WHAT THE TASK ASKS —
Set down the material below in full, matching it exactly.

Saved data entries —

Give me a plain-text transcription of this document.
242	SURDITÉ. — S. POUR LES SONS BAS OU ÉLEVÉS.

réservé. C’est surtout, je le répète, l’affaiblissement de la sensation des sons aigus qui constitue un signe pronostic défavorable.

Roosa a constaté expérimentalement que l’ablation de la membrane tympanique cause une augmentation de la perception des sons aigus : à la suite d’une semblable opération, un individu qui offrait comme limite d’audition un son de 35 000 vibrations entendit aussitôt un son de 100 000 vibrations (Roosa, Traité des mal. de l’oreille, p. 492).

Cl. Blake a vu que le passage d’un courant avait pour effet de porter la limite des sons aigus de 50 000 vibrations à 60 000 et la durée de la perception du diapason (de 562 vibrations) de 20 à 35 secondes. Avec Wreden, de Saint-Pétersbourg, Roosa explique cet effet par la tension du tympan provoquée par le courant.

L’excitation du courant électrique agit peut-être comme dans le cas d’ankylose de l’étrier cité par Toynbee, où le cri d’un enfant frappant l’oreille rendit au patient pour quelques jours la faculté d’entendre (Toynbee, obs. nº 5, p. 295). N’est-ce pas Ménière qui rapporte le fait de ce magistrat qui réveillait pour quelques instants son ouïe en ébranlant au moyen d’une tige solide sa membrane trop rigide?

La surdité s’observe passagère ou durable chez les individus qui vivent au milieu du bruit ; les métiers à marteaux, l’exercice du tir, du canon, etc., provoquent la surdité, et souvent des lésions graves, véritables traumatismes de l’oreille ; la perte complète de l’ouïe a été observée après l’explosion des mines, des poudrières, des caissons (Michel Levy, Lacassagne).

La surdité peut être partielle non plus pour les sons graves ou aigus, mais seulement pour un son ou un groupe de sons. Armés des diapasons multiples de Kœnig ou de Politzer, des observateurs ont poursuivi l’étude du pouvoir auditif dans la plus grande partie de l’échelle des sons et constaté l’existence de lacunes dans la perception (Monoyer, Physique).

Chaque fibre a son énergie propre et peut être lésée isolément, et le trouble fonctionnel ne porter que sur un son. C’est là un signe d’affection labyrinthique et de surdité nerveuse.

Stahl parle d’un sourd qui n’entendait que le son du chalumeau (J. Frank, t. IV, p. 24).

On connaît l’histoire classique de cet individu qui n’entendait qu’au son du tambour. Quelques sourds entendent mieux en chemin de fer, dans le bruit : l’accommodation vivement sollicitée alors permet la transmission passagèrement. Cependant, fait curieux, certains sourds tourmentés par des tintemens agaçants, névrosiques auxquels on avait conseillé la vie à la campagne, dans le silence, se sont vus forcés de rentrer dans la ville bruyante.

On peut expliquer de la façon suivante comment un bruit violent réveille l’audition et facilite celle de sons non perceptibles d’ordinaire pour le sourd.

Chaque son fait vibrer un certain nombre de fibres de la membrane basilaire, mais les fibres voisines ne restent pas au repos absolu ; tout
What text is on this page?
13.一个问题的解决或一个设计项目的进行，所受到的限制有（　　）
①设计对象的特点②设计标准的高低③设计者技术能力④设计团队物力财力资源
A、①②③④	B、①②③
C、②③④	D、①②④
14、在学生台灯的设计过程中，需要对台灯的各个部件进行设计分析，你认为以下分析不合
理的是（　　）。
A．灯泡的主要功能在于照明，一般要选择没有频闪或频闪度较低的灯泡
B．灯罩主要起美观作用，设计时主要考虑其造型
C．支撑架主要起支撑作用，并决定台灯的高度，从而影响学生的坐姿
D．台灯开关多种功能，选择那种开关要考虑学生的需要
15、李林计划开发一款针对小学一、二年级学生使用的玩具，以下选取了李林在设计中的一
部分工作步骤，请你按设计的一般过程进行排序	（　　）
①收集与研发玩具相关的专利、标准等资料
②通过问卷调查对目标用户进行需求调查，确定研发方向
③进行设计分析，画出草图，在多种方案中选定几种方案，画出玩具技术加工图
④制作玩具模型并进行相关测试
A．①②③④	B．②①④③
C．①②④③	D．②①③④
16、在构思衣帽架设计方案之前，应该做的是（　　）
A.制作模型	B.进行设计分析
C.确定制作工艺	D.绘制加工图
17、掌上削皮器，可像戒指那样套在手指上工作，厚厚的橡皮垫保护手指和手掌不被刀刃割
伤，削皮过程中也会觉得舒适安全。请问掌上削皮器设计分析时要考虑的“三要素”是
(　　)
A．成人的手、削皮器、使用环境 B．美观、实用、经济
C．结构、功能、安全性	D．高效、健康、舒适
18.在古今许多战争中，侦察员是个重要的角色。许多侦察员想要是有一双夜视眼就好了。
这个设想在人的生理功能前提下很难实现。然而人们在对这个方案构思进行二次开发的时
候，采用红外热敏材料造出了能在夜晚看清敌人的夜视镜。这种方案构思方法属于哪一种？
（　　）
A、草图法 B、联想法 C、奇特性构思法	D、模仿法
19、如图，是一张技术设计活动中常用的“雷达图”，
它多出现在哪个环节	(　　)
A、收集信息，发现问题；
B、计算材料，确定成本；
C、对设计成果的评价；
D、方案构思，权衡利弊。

FINAL ANSWER —
Give me a plain-text transcription of this document.
242	SURDITÉ. — S. POUR LES SONS BAS OU ÉLEVÉS.

réservé. C’est surtout, je le répète, l’affaiblissement de la sensation des sons aigus qui constitue un signe pronostic défavorable.

Roosa a constaté expérimentalement que l’ablation de la membrane tympanique cause une augmentation de la perception des sons aigus : à la suite d’une semblable opération, un individu qui offrait comme limite d’audition un son de 35 000 vibrations entendit aussitôt un son de 100 000 vibrations (Roosa, Traité des mal. de l’oreille, p. 492).

Cl. Blake a vu que le passage d’un courant avait pour effet de porter la limite des sons aigus de 50 000 vibrations à 60 000 et la durée de la perception du diapason (de 562 vibrations) de 20 à 35 secondes. Avec Wreden, de Saint-Pétersbourg, Roosa explique cet effet par la tension du tympan provoquée par le courant.

L’excitation du courant électrique agit peut-être comme dans le cas d’ankylose de l’étrier cité par Toynbee, où le cri d’un enfant frappant l’oreille rendit au patient pour quelques jours la faculté d’entendre (Toynbee, obs. nº 5, p. 295). N’est-ce pas Ménière qui rapporte le fait de ce magistrat qui réveillait pour quelques instants son ouïe en ébranlant au moyen d’une tige solide sa membrane trop rigide?

La surdité s’observe passagère ou durable chez les individus qui vivent au milieu du bruit ; les métiers à marteaux, l’exercice du tir, du canon, etc., provoquent la surdité, et souvent des lésions graves, véritables traumatismes de l’oreille ; la perte complète de l’ouïe a été observée après l’explosion des mines, des poudrières, des caissons (Michel Levy, Lacassagne).

La surdité peut être partielle non plus pour les sons graves ou aigus, mais seulement pour un son ou un groupe de sons. Armés des diapasons multiples de Kœnig ou de Politzer, des observateurs ont poursuivi l’étude du pouvoir auditif dans la plus grande partie de l’échelle des sons et constaté l’existence de lacunes dans la perception (Monoyer, Physique).

Chaque fibre a son énergie propre et peut être lésée isolément, et le trouble fonctionnel ne porter que sur un son. C’est là un signe d’affection labyrinthique et de surdité nerveuse.

Stahl parle d’un sourd qui n’entendait que le son du chalumeau (J. Frank, t. IV, p. 24).

On connaît l’histoire classique de cet individu qui n’entendait qu’au son du tambour. Quelques sourds entendent mieux en chemin de fer, dans le bruit : l’accommodation vivement sollicitée alors permet la transmission passagèrement. Cependant, fait curieux, certains sourds tourmentés par des tintemens agaçants, névrosiques auxquels on avait conseillé la vie à la campagne, dans le silence, se sont vus forcés de rentrer dans la ville bruyante.

On peut expliquer de la façon suivante comment un bruit violent réveille l’audition et facilite celle de sons non perceptibles d’ordinaire pour le sourd.

Chaque son fait vibrer un certain nombre de fibres de la membrane basilaire, mais les fibres voisines ne restent pas au repos absolu ; tout
What text is on this page?
13.一个问题的解决或一个设计项目的进行，所受到的限制有（　　）
①设计对象的特点②设计标准的高低③设计者技术能力④设计团队物力财力资源
A、①②③④	B、①②③
C、②③④	D、①②④
14、在学生台灯的设计过程中，需要对台灯的各个部件进行设计分析，你认为以下分析不合
理的是（　　）。
A．灯泡的主要功能在于照明，一般要选择没有频闪或频闪度较低的灯泡
B．灯罩主要起美观作用，设计时主要考虑其造型
C．支撑架主要起支撑作用，并决定台灯的高度，从而影响学生的坐姿
D．台灯开关多种功能，选择那种开关要考虑学生的需要
15、李林计划开发一款针对小学一、二年级学生使用的玩具，以下选取了李林在设计中的一
部分工作步骤，请你按设计的一般过程进行排序	（　　）
①收集与研发玩具相关的专利、标准等资料
②通过问卷调查对目标用户进行需求调查，确定研发方向
③进行设计分析，画出草图，在多种方案中选定几种方案，画出玩具技术加工图
④制作玩具模型并进行相关测试
A．①②③④	B．②①④③
C．①②④③	D．②①③④
16、在构思衣帽架设计方案之前，应该做的是（　　）
A.制作模型	B.进行设计分析
C.确定制作工艺	D.绘制加工图
17、掌上削皮器，可像戒指那样套在手指上工作，厚厚的橡皮垫保护手指和手掌不被刀刃割
伤，削皮过程中也会觉得舒适安全。请问掌上削皮器设计分析时要考虑的“三要素”是
(　　)
A．成人的手、削皮器、使用环境 B．美观、实用、经济
C．结构、功能、安全性	D．高效、健康、舒适
18.在古今许多战争中，侦察员是个重要的角色。许多侦察员想要是有一双夜视眼就好了。
这个设想在人的生理功能前提下很难实现。然而人们在对这个方案构思进行二次开发的时
候，采用红外热敏材料造出了能在夜晚看清敌人的夜视镜。这种方案构思方法属于哪一种？
（　　）
A、草图法 B、联想法 C、奇特性构思法	D、模仿法
19、如图，是一张技术设计活动中常用的“雷达图”，
它多出现在哪个环节	(　　)
A、收集信息，发现问题；
B、计算材料，确定成本；
C、对设计成果的评价；
D、方案构思，权衡利弊。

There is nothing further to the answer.